Copy out the listing exactly.

## begin

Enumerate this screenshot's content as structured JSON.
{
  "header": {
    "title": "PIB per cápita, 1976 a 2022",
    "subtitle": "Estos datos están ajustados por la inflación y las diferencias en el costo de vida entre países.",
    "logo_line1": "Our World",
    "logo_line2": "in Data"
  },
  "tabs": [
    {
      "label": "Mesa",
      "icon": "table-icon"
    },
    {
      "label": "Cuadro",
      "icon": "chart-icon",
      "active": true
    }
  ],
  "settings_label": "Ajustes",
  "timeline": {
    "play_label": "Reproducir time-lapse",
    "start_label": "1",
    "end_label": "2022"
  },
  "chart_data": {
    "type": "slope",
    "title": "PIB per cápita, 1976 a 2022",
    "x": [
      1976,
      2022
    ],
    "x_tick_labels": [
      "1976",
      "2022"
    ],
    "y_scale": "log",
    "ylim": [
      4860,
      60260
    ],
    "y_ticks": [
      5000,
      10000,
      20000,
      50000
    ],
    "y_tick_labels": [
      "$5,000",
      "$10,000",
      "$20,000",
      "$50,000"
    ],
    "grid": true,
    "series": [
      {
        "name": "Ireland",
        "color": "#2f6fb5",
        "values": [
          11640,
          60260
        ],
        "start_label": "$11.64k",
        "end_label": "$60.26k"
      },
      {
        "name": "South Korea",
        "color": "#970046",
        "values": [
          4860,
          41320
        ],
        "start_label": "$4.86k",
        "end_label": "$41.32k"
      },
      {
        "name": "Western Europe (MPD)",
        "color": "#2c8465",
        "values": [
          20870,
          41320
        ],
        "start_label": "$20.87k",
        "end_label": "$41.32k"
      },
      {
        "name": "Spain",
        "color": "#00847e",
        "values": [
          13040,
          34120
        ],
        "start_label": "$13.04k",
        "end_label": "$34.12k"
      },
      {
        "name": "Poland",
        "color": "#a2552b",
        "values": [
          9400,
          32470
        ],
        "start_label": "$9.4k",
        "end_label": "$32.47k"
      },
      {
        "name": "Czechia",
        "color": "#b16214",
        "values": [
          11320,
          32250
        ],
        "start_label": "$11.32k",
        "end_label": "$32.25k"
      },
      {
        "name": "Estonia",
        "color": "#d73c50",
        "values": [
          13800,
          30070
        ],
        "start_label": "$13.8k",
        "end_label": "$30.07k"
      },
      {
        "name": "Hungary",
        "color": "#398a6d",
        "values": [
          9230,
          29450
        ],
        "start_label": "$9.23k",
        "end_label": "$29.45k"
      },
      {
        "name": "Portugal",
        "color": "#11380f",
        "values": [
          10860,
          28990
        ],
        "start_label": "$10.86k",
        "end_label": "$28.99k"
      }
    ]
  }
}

## end

Worked answer.
Enumerate this screenshot's content as structured JSON.
{
  "header": {
    "title": "PIB per cápita, 1976 a 2022",
    "subtitle": "Estos datos están ajustados por la inflación y las diferencias en el costo de vida entre países.",
    "logo_line1": "Our World",
    "logo_line2": "in Data"
  },
  "tabs": [
    {
      "label": "Mesa",
      "icon": "table-icon"
    },
    {
      "label": "Cuadro",
      "icon": "chart-icon",
      "active": true
    }
  ],
  "settings_label": "Ajustes",
  "timeline": {
    "play_label": "Reproducir time-lapse",
    "start_label": "1",
    "end_label": "2022"
  },
  "chart_data": {
    "type": "slope",
    "title": "PIB per cápita, 1976 a 2022",
    "x": [
      1976,
      2022
    ],
    "x_tick_labels": [
      "1976",
      "2022"
    ],
    "y_scale": "log",
    "ylim": [
      4860,
      60260
    ],
    "y_ticks": [
      5000,
      10000,
      20000,
      50000
    ],
    "y_tick_labels": [
      "$5,000",
      "$10,000",
      "$20,000",
      "$50,000"
    ],
    "grid": true,
    "series": [
      {
        "name": "Ireland",
        "color": "#2f6fb5",
        "values": [
          11640,
          60260
        ],
        "start_label": "$11.64k",
        "end_label": "$60.26k"
      },
      {
        "name": "South Korea",
        "color": "#970046",
        "values": [
          4860,
          41320
        ],
        "start_label": "$4.86k",
        "end_label": "$41.32k"
      },
      {
        "name": "Western Europe (MPD)",
        "color": "#2c8465",
        "values": [
          20870,
          41320
        ],
        "start_label": "$20.87k",
        "end_label": "$41.32k"
      },
      {
        "name": "Spain",
        "color": "#00847e",
        "values": [
          13040,
          34120
        ],
        "start_label": "$13.04k",
        "end_label": "$34.12k"
      },
      {
        "name": "Poland",
        "color": "#a2552b",
        "values": [
          9400,
          32470
        ],
        "start_label": "$9.4k",
        "end_label": "$32.47k"
      },
      {
        "name": "Czechia",
        "color": "#b16214",
        "values": [
          11320,
          32250
        ],
        "start_label": "$11.32k",
        "end_label": "$32.25k"
      },
      {
        "name": "Estonia",
        "color": "#d73c50",
        "values": [
          13800,
          30070
        ],
        "start_label": "$13.8k",
        "end_label": "$30.07k"
      },
      {
        "name": "Hungary",
        "color": "#398a6d",
        "values": [
          9230,
          29450
        ],
        "start_label": "$9.23k",
        "end_label": "$29.45k"
      },
      {
        "name": "Portugal",
        "color": "#11380f",
        "values": [
          10860,
          28990
        ],
        "start_label": "$10.86k",
        "end_label": "$28.99k"
      }
    ]
  }
}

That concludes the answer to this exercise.